▶ _GIVEN ENTRIES_:
┄┄┄┄┄┄┄┄┄┄┄┄┄┄┄┄┄┄┄┄

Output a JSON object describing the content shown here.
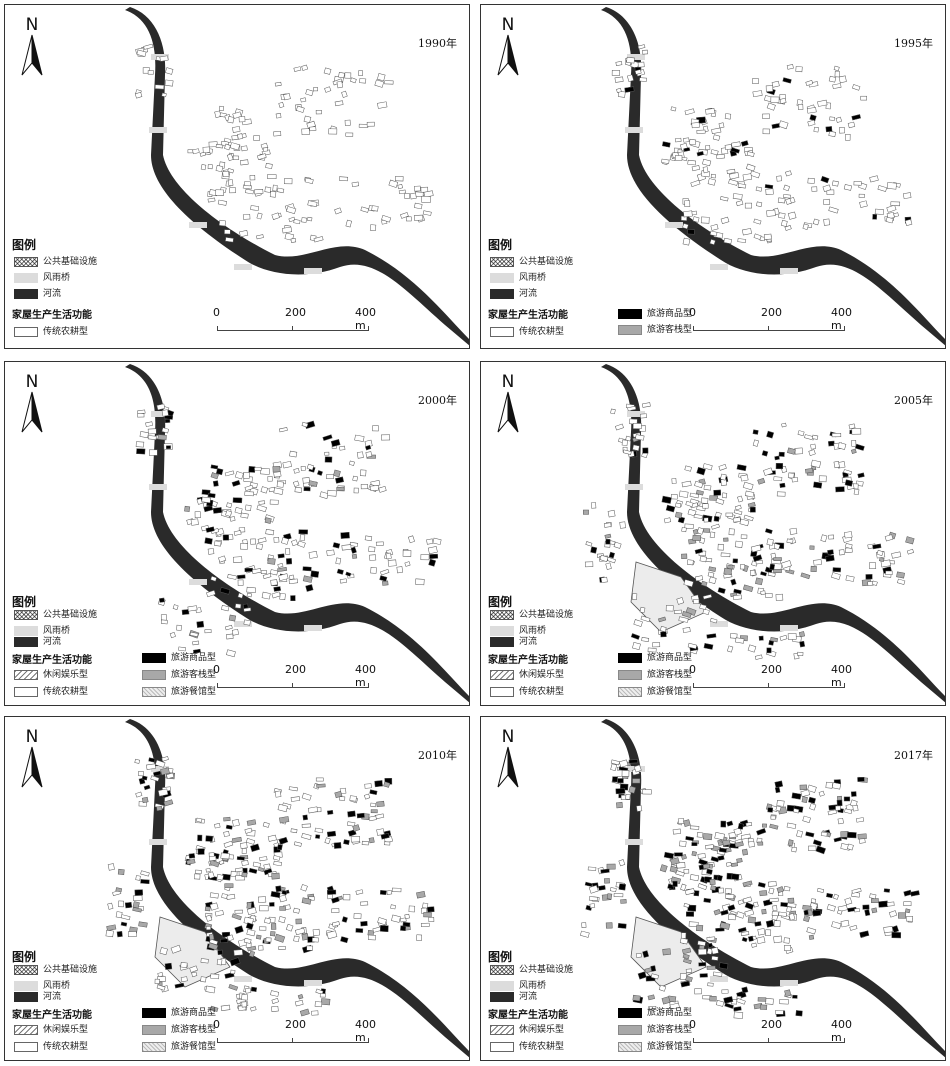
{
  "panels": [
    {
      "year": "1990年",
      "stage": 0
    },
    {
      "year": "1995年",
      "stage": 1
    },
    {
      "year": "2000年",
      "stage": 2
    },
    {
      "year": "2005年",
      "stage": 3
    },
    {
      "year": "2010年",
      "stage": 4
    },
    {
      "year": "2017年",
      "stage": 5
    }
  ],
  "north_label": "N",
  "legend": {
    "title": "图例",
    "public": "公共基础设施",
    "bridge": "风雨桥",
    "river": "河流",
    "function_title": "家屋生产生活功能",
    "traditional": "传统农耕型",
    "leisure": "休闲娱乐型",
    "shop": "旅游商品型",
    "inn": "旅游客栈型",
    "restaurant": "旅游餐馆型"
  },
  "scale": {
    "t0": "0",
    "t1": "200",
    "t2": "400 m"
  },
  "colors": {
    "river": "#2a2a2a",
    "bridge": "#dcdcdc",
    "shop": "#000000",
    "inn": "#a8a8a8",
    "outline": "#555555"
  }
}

┄┄┄┄┄┄┄┄┄┄┄┄┄┄┄┄┄┄┄┄

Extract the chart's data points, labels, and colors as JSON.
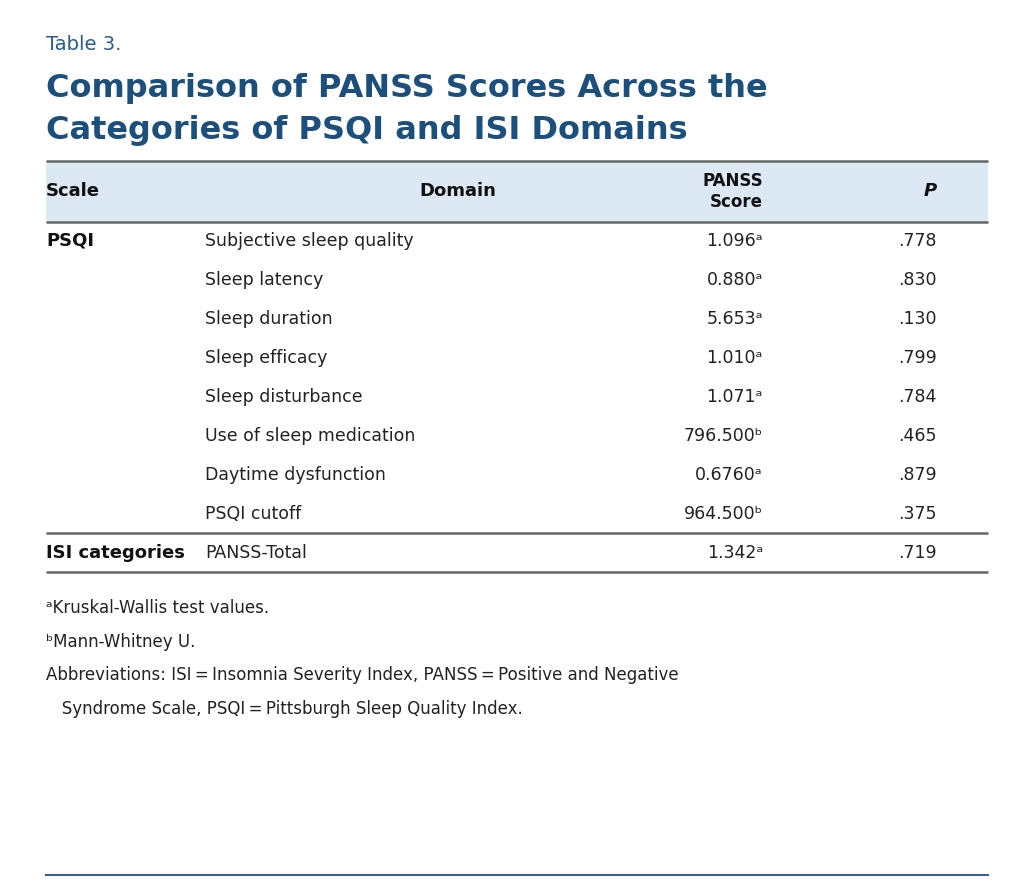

┄┄┄┄┄┄┄┄┄┄┄┄┄┄┄┄┄┄┄┄

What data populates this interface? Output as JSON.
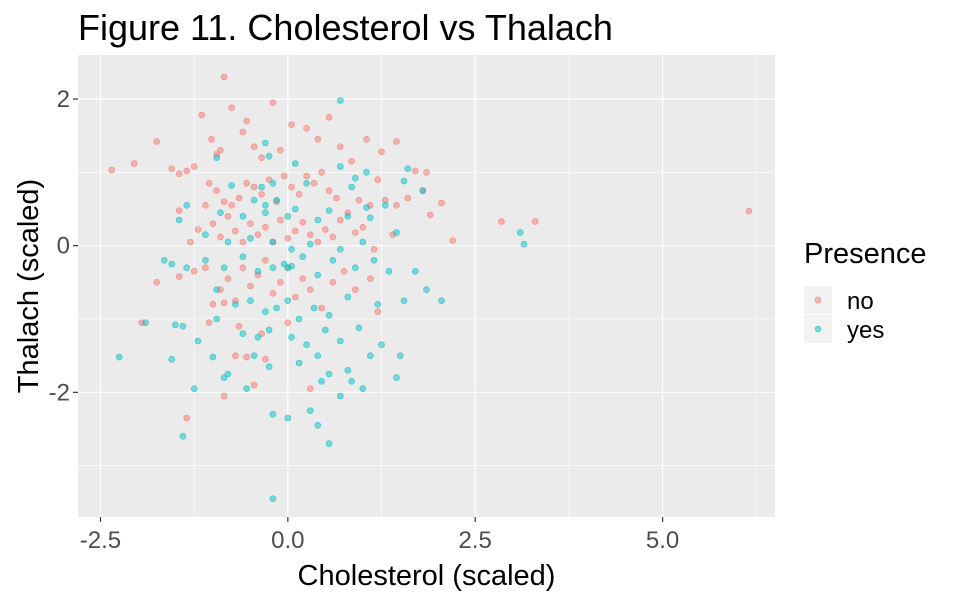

┄┄┄┄┄┄┄┄┄┄┄┄┄┄┄┄┄┄┄┄

Exactly how many lines of the listing above contain the string "data"? Give no more than the number.

2